-- Begin Excerpted records --

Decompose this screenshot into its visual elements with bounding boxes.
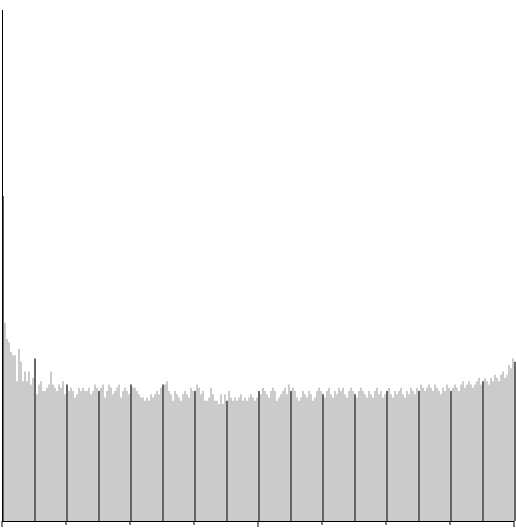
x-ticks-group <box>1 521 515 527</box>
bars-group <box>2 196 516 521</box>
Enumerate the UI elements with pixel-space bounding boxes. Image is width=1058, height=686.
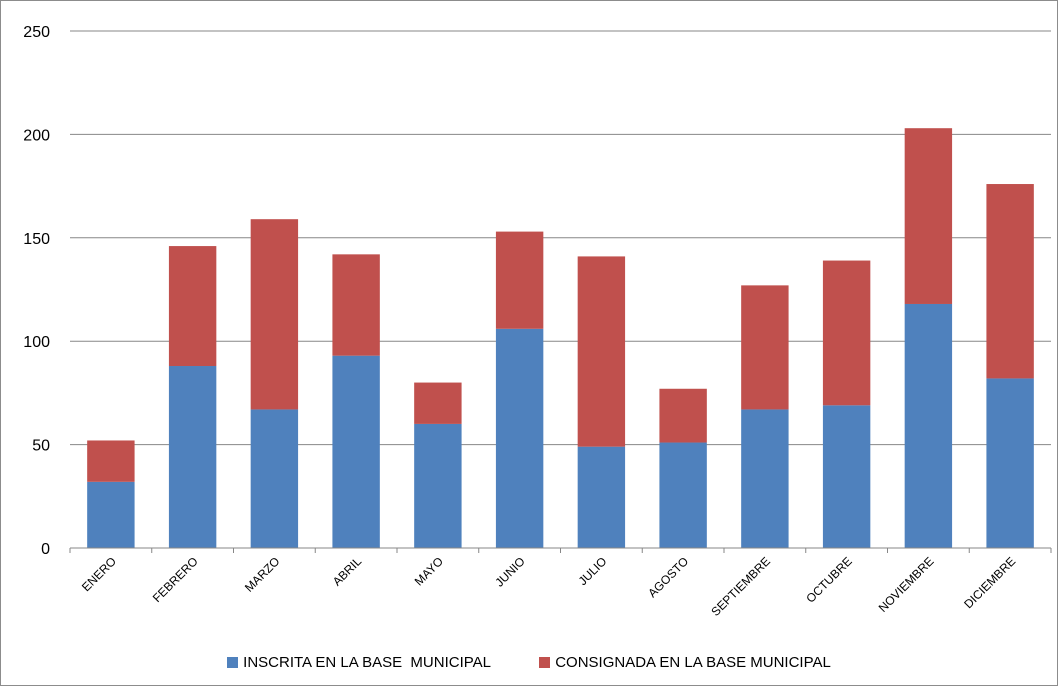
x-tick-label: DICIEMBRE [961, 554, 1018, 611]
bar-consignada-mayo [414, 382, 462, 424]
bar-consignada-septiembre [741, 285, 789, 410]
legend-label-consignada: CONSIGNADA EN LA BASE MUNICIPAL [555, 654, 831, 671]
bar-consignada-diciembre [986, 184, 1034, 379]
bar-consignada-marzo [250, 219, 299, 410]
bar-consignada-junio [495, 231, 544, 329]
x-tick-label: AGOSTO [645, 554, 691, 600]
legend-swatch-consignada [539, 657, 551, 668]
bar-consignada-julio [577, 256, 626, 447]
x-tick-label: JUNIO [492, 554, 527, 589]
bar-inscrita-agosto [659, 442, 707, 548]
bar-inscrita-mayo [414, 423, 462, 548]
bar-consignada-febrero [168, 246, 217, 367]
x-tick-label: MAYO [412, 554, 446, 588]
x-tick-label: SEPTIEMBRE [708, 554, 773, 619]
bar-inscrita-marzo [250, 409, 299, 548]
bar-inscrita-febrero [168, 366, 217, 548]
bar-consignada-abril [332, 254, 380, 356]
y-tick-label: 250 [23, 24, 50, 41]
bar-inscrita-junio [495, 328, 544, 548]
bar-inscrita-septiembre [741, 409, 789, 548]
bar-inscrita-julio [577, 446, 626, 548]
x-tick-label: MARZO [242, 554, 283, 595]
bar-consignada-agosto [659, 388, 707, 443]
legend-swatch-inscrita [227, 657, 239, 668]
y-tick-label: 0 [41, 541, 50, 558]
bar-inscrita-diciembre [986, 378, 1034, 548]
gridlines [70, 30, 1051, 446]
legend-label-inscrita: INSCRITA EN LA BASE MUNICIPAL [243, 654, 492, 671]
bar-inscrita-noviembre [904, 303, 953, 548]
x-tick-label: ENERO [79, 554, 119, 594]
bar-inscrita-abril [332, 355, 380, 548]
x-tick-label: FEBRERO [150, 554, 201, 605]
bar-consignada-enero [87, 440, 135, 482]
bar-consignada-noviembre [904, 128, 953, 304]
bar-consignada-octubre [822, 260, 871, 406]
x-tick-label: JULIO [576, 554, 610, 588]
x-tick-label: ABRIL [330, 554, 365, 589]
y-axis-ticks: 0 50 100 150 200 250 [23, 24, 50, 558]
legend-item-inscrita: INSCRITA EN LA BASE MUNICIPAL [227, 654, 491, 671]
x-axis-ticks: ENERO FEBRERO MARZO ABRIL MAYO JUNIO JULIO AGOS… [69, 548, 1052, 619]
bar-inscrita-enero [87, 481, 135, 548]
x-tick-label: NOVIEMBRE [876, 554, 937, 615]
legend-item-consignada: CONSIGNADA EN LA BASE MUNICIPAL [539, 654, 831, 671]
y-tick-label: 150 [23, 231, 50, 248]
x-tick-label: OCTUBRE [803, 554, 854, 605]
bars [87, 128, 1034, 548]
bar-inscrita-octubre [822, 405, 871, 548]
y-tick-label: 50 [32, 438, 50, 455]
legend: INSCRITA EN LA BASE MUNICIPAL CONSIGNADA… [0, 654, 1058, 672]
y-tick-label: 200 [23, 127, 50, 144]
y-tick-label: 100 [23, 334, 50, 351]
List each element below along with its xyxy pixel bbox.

-- End Excerpted records --
-- Begin Excerpted records --

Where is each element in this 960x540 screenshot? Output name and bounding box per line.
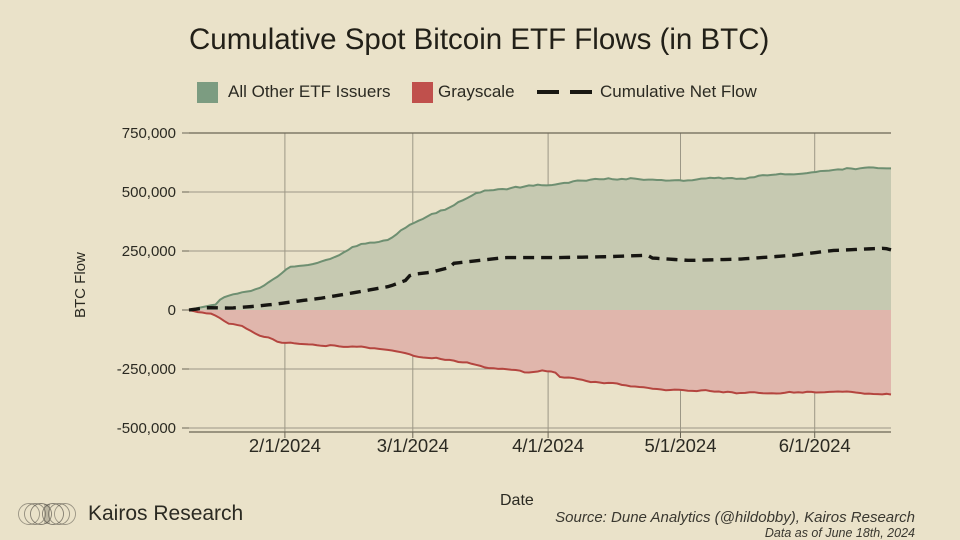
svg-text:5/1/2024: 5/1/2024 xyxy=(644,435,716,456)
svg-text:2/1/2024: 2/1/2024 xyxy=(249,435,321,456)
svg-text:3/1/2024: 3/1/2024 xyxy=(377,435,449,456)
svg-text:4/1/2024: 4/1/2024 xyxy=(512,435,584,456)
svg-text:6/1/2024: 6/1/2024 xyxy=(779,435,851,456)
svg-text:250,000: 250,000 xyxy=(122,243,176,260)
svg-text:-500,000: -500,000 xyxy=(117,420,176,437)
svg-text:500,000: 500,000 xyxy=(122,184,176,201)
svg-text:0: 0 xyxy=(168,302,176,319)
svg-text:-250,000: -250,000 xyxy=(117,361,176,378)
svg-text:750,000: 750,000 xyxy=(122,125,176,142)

-- End Excerpted records --

What the task asks ▸ Repeat everything from the line containing "svg-text:5/1/2024: 5/1/2024 xyxy=(644,435,716,456)" down to the line containing "svg-text:750,000: 750,000 xyxy=(122,125,176,142)", including both of those lines, with each line reproduced character for character.

Final result ▸
svg-text:5/1/2024: 5/1/2024 xyxy=(644,435,716,456)
svg-text:2/1/2024: 2/1/2024 xyxy=(249,435,321,456)
svg-text:3/1/2024: 3/1/2024 xyxy=(377,435,449,456)
svg-text:4/1/2024: 4/1/2024 xyxy=(512,435,584,456)
svg-text:6/1/2024: 6/1/2024 xyxy=(779,435,851,456)
svg-text:250,000: 250,000 xyxy=(122,243,176,260)
svg-text:-500,000: -500,000 xyxy=(117,420,176,437)
svg-text:500,000: 500,000 xyxy=(122,184,176,201)
svg-text:0: 0 xyxy=(168,302,176,319)
svg-text:-250,000: -250,000 xyxy=(117,361,176,378)
svg-text:750,000: 750,000 xyxy=(122,125,176,142)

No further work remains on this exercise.